*** GIVEN DATA
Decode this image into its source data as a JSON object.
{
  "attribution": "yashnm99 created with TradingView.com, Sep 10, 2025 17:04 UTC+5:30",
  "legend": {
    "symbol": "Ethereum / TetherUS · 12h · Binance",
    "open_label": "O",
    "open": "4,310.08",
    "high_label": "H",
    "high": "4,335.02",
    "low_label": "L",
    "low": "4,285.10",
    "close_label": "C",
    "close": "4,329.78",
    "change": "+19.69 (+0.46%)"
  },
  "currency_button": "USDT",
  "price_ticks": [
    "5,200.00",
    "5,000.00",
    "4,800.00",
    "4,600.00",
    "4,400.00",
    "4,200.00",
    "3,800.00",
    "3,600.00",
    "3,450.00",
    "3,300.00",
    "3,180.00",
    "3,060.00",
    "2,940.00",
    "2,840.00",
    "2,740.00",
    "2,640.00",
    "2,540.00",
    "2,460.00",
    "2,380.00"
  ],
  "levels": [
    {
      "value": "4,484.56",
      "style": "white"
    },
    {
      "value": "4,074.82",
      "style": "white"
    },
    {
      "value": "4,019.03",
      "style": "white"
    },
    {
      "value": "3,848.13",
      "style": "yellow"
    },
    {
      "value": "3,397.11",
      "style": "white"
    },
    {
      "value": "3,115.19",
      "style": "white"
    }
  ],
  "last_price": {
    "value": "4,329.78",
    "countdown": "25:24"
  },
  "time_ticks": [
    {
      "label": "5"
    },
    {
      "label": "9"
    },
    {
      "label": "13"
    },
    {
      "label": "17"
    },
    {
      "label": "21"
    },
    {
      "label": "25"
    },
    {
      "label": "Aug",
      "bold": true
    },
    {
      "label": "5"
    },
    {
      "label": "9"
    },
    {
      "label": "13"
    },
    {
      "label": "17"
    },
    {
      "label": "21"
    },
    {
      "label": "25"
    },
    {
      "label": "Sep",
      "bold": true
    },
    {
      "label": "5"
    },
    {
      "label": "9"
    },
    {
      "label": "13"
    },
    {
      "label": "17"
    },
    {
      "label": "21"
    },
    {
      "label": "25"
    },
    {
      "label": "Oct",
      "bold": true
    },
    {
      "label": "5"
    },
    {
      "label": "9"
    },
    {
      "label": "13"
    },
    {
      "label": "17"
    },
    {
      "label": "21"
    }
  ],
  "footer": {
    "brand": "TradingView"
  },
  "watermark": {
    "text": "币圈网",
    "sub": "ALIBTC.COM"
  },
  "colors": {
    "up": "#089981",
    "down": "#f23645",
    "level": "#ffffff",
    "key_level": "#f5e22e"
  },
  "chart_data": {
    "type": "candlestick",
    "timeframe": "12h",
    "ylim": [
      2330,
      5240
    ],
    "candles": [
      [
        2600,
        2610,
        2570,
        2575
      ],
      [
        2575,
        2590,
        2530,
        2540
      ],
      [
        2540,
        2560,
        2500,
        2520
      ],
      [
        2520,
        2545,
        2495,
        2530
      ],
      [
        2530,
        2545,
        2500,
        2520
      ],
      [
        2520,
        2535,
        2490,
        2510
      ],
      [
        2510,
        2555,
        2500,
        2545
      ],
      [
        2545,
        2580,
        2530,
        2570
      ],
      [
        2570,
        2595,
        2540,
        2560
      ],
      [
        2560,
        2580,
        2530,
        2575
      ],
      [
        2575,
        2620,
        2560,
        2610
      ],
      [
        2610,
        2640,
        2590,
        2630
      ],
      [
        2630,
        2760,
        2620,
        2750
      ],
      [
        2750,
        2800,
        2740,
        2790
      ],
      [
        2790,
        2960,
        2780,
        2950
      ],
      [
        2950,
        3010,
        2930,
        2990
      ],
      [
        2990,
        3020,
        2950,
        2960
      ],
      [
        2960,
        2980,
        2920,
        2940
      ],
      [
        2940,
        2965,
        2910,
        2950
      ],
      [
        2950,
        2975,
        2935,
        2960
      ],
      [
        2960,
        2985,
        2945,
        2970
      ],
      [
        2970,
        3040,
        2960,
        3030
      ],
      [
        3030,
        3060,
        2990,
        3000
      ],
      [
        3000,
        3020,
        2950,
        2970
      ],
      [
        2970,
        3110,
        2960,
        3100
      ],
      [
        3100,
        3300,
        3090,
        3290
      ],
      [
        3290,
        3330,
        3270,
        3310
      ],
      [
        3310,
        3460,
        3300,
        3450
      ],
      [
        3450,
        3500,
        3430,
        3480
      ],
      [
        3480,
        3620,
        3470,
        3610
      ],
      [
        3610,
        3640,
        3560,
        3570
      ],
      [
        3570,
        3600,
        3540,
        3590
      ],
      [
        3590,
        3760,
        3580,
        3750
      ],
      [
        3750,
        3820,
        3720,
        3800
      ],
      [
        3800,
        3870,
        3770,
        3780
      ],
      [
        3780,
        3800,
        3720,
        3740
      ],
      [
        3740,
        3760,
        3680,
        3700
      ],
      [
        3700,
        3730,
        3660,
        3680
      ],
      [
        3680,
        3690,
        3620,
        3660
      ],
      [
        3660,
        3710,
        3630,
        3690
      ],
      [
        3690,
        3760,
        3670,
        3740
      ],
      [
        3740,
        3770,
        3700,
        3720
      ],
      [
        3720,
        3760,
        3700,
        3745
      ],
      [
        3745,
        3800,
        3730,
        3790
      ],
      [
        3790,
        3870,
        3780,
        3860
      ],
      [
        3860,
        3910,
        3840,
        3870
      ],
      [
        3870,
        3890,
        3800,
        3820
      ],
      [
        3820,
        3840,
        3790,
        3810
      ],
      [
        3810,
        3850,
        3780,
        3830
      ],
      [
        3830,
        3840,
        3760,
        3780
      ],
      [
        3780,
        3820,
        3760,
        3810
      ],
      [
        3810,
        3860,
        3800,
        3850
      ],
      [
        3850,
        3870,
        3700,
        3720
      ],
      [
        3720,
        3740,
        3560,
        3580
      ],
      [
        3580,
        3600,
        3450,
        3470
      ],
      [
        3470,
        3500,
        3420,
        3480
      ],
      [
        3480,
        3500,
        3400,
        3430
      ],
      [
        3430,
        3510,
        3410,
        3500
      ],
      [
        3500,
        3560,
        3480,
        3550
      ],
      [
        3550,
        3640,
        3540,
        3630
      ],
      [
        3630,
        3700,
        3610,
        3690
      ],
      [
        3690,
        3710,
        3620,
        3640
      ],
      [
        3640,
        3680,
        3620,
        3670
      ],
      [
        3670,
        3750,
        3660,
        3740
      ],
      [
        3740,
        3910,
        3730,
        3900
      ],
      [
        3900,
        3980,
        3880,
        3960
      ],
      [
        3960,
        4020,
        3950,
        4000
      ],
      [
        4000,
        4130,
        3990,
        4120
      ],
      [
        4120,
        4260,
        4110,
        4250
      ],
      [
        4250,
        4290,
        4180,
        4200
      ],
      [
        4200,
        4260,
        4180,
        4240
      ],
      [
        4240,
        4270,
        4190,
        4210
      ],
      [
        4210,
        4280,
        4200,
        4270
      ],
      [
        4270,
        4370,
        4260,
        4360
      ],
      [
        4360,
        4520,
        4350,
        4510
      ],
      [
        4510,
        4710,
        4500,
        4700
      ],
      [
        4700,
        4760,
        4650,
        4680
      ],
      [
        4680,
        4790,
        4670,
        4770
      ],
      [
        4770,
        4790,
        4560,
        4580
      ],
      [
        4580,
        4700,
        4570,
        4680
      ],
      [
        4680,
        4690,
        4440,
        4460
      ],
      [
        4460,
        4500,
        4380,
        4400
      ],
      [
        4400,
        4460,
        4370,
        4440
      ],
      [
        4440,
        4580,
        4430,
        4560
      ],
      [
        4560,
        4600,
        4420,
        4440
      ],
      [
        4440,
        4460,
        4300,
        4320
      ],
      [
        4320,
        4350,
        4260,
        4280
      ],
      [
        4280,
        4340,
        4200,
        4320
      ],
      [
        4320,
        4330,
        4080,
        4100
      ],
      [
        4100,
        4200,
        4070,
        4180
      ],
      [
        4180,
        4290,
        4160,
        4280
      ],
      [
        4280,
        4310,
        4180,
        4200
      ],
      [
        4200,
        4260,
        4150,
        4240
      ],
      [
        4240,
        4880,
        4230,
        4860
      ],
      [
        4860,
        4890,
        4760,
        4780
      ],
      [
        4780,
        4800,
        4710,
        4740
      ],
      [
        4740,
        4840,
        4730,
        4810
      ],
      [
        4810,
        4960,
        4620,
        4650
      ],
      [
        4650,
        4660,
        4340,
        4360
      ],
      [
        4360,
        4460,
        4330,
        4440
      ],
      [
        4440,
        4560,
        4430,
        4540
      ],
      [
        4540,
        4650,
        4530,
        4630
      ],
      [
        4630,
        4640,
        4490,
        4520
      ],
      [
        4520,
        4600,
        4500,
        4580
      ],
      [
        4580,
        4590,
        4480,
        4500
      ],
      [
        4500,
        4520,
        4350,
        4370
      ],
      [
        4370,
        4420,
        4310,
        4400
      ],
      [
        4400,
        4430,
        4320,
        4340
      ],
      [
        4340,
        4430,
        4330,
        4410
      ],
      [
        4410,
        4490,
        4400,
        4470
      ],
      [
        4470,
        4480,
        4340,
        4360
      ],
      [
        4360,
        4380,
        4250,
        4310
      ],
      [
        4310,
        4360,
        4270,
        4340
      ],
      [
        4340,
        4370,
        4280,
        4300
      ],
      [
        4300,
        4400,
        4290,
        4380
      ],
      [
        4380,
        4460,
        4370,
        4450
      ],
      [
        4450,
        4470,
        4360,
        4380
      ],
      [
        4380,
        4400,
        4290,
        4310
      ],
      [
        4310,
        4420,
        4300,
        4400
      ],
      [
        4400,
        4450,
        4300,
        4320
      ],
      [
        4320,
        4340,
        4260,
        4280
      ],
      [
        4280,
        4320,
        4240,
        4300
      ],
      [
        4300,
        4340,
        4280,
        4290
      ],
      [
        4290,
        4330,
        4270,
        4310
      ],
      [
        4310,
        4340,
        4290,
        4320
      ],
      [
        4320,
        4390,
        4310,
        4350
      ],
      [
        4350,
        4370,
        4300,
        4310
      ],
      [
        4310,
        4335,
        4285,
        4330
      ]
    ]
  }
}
******
- [OBJECTIVE]
Pick out lines containing the word "TradingView", each one as written.

- [EXERCISE OUTPUT]
  "attribution": "yashnm99 created with TradingView.com, Sep 10, 2025 17:04 UTC+5:30",
    "brand": "TradingView"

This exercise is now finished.